Beginning with the line that holds "Extract the structured" and ending with the last line below, repeat each line exactly, leaving any pictures out.

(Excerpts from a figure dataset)
* begin *

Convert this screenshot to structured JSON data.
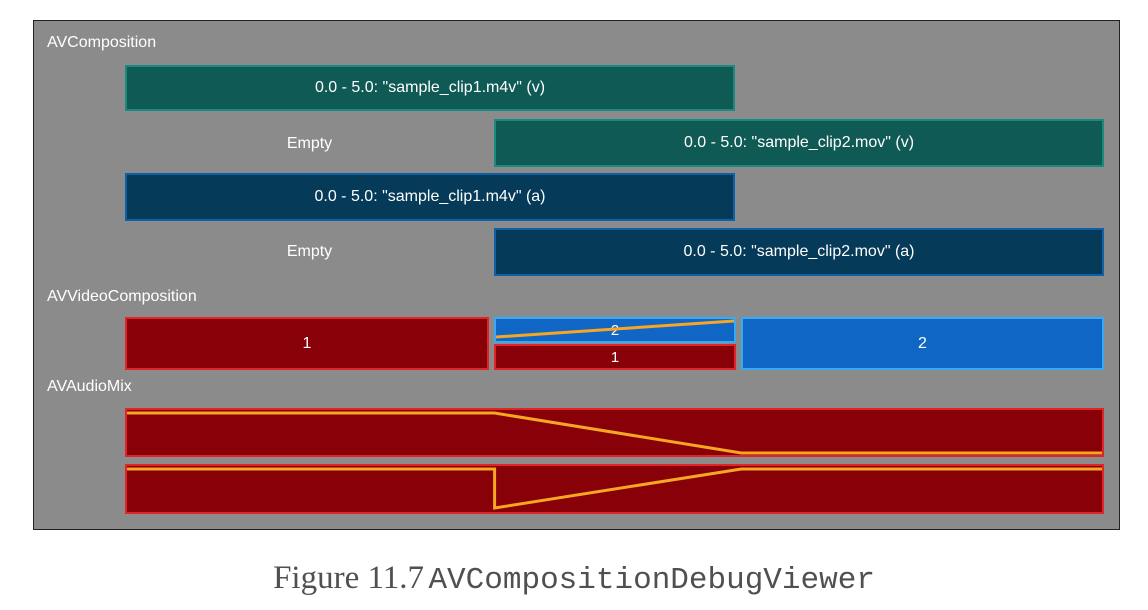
{
  "sections": {
    "composition": "AVComposition",
    "video_composition": "AVVideoComposition",
    "audio_mix": "AVAudioMix"
  },
  "composition_tracks": [
    {
      "segments": [
        {
          "kind": "video",
          "label": "0.0 - 5.0: \"sample_clip1.m4v\" (v)"
        }
      ]
    },
    {
      "segments": [
        {
          "kind": "empty",
          "label": "Empty"
        },
        {
          "kind": "video",
          "label": "0.0 - 5.0: \"sample_clip2.mov\" (v)"
        }
      ]
    },
    {
      "segments": [
        {
          "kind": "audio",
          "label": "0.0 - 5.0: \"sample_clip1.m4v\" (a)"
        }
      ]
    },
    {
      "segments": [
        {
          "kind": "empty",
          "label": "Empty"
        },
        {
          "kind": "audio",
          "label": "0.0 - 5.0: \"sample_clip2.mov\" (a)"
        }
      ]
    }
  ],
  "video_composition": {
    "instruction_1": {
      "layer": "1"
    },
    "transition": {
      "top_layer": "2",
      "bottom_layer": "1"
    },
    "instruction_2": {
      "layer": "2"
    }
  },
  "audio_mix": {
    "ramps": [
      {
        "name": "track-1-volume",
        "points": [
          [
            0,
            1
          ],
          [
            0.377,
            1
          ],
          [
            0.63,
            0
          ]
        ]
      },
      {
        "name": "track-2-volume",
        "points": [
          [
            0,
            1
          ],
          [
            0.377,
            1
          ],
          [
            0.377,
            0
          ],
          [
            0.63,
            1
          ],
          [
            1,
            1
          ]
        ]
      }
    ]
  },
  "colors": {
    "background": "#8b8b8b",
    "video_fill": "#0f5a54",
    "audio_fill": "#053a58",
    "instruction_red": "#880008",
    "instruction_blue": "#1066c4",
    "ramp_line": "#f5a623"
  },
  "caption": {
    "prefix": "Figure 11.7",
    "name": "AVCompositionDebugViewer"
  }
}
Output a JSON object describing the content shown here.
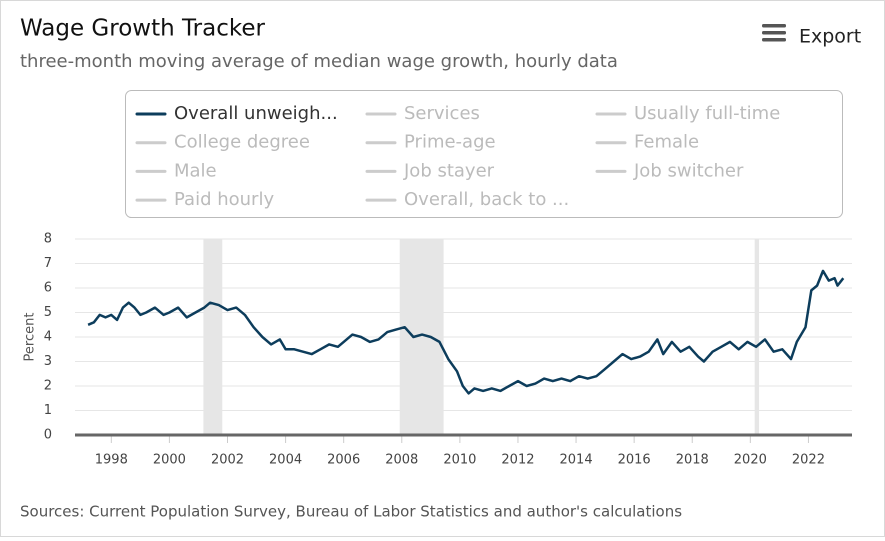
{
  "chart_data": {
    "type": "line",
    "title": "Wage Growth Tracker",
    "subtitle": "three-month moving average of median wage growth, hourly data",
    "export_label": "Export",
    "y_label": "Percent",
    "source": "Sources: Current Population Survey, Bureau of Labor Statistics and author's calculations",
    "x": [
      1997.2,
      1997.4,
      1997.6,
      1997.8,
      1998.0,
      1998.2,
      1998.4,
      1998.6,
      1998.8,
      1999.0,
      1999.2,
      1999.5,
      1999.8,
      2000.0,
      2000.3,
      2000.6,
      2000.9,
      2001.2,
      2001.4,
      2001.7,
      2002.0,
      2002.3,
      2002.6,
      2002.9,
      2003.2,
      2003.5,
      2003.8,
      2004.0,
      2004.3,
      2004.6,
      2004.9,
      2005.2,
      2005.5,
      2005.8,
      2006.0,
      2006.3,
      2006.6,
      2006.9,
      2007.2,
      2007.5,
      2007.8,
      2008.1,
      2008.4,
      2008.7,
      2009.0,
      2009.3,
      2009.6,
      2009.9,
      2010.1,
      2010.3,
      2010.5,
      2010.8,
      2011.1,
      2011.4,
      2011.7,
      2012.0,
      2012.3,
      2012.6,
      2012.9,
      2013.2,
      2013.5,
      2013.8,
      2014.1,
      2014.4,
      2014.7,
      2015.0,
      2015.3,
      2015.6,
      2015.9,
      2016.2,
      2016.5,
      2016.8,
      2017.0,
      2017.3,
      2017.6,
      2017.9,
      2018.2,
      2018.4,
      2018.7,
      2019.0,
      2019.3,
      2019.6,
      2019.9,
      2020.2,
      2020.5,
      2020.8,
      2021.1,
      2021.4,
      2021.6,
      2021.9,
      2022.1,
      2022.3,
      2022.5,
      2022.7,
      2022.9,
      2023.0,
      2023.2
    ],
    "series": [
      {
        "name": "Overall unweigh...",
        "color": "#0d3d5c",
        "values": [
          4.5,
          4.6,
          4.9,
          4.8,
          4.9,
          4.7,
          5.2,
          5.4,
          5.2,
          4.9,
          5.0,
          5.2,
          4.9,
          5.0,
          5.2,
          4.8,
          5.0,
          5.2,
          5.4,
          5.3,
          5.1,
          5.2,
          4.9,
          4.4,
          4.0,
          3.7,
          3.9,
          3.5,
          3.5,
          3.4,
          3.3,
          3.5,
          3.7,
          3.6,
          3.8,
          4.1,
          4.0,
          3.8,
          3.9,
          4.2,
          4.3,
          4.4,
          4.0,
          4.1,
          4.0,
          3.8,
          3.1,
          2.6,
          2.0,
          1.7,
          1.9,
          1.8,
          1.9,
          1.8,
          2.0,
          2.2,
          2.0,
          2.1,
          2.3,
          2.2,
          2.3,
          2.2,
          2.4,
          2.3,
          2.4,
          2.7,
          3.0,
          3.3,
          3.1,
          3.2,
          3.4,
          3.9,
          3.3,
          3.8,
          3.4,
          3.6,
          3.2,
          3.0,
          3.4,
          3.6,
          3.8,
          3.5,
          3.8,
          3.6,
          3.9,
          3.4,
          3.5,
          3.1,
          3.8,
          4.4,
          5.9,
          6.1,
          6.7,
          6.3,
          6.4,
          6.1,
          6.4
        ]
      }
    ],
    "hidden_series": [
      "Services",
      "Usually full-time",
      "College degree",
      "Prime-age",
      "Female",
      "Male",
      "Job stayer",
      "Job switcher",
      "Paid hourly",
      "Overall, back to ..."
    ],
    "bands": [
      [
        2001.17,
        2001.82
      ],
      [
        2007.93,
        2009.44
      ],
      [
        2020.15,
        2020.3
      ]
    ],
    "xlim": [
      1996.75,
      2023.5
    ],
    "xticks": [
      1998,
      2000,
      2002,
      2004,
      2006,
      2008,
      2010,
      2012,
      2014,
      2016,
      2018,
      2020,
      2022
    ],
    "ylim": [
      0,
      8
    ],
    "yticks": [
      0,
      1,
      2,
      3,
      4,
      5,
      6,
      7,
      8
    ],
    "grid": true
  }
}
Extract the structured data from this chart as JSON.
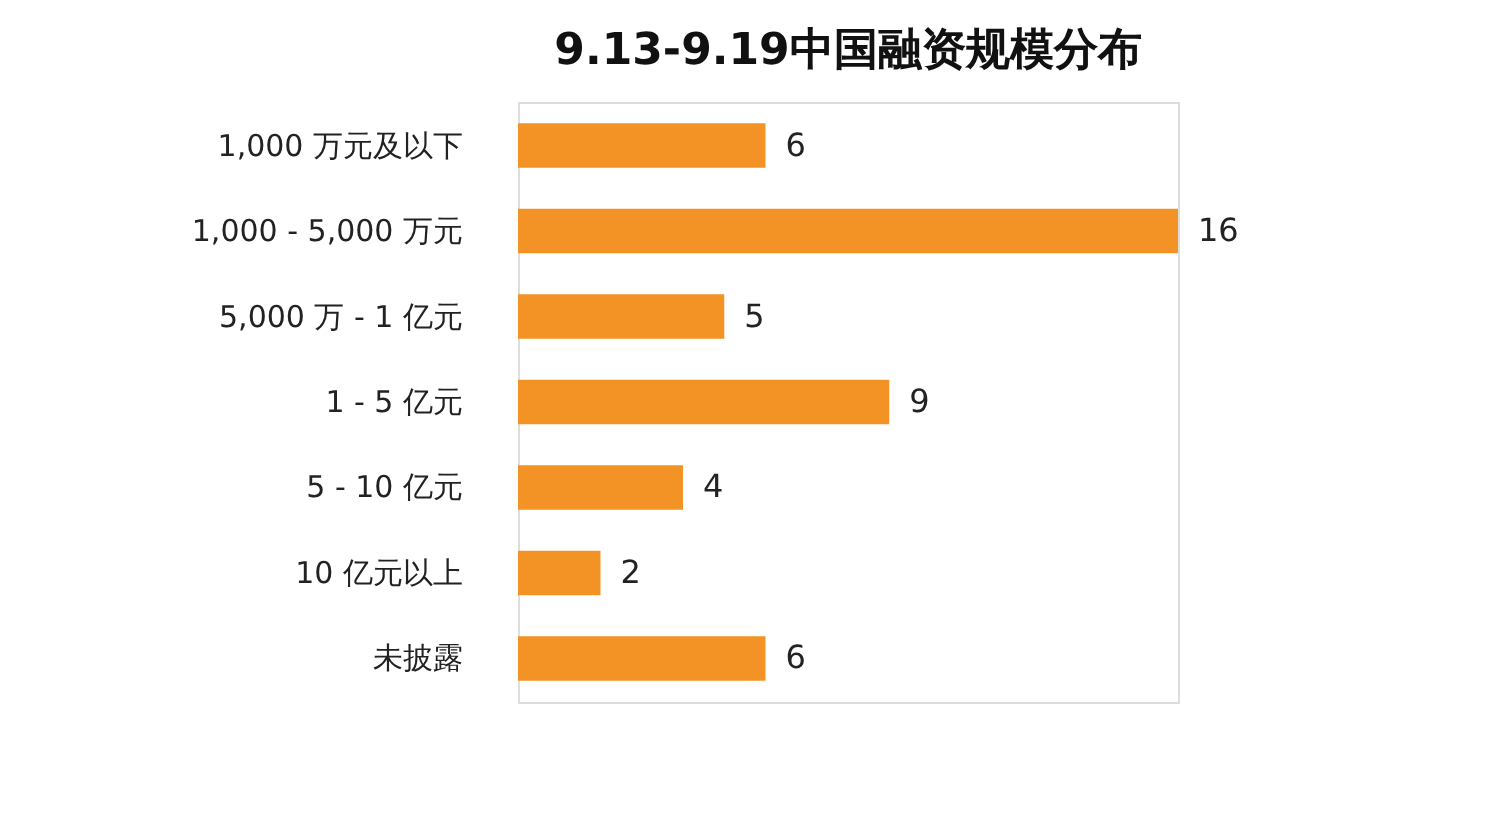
{
  "chart_data": {
    "type": "bar",
    "orientation": "horizontal",
    "title": "9.13-9.19中国融资规模分布",
    "categories": [
      "1,000 万元及以下",
      "1,000 - 5,000 万元",
      "5,000 万 - 1 亿元",
      "1 - 5 亿元",
      "5 - 10 亿元",
      "10 亿元以上",
      "未披露"
    ],
    "values": [
      6,
      16,
      5,
      9,
      4,
      2,
      6
    ],
    "color": "#f39325",
    "data_labels": true
  }
}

* end *

Answer below
Extract the structured data from this chart as JSON.
{
  "chart_data": {
    "type": "bar",
    "orientation": "horizontal",
    "title": "9.13-9.19中国融资规模分布",
    "categories": [
      "1,000 万元及以下",
      "1,000 - 5,000 万元",
      "5,000 万 - 1 亿元",
      "1 - 5 亿元",
      "5 - 10 亿元",
      "10 亿元以上",
      "未披露"
    ],
    "values": [
      6,
      16,
      5,
      9,
      4,
      2,
      6
    ],
    "color": "#f39325",
    "data_labels": true
  }
}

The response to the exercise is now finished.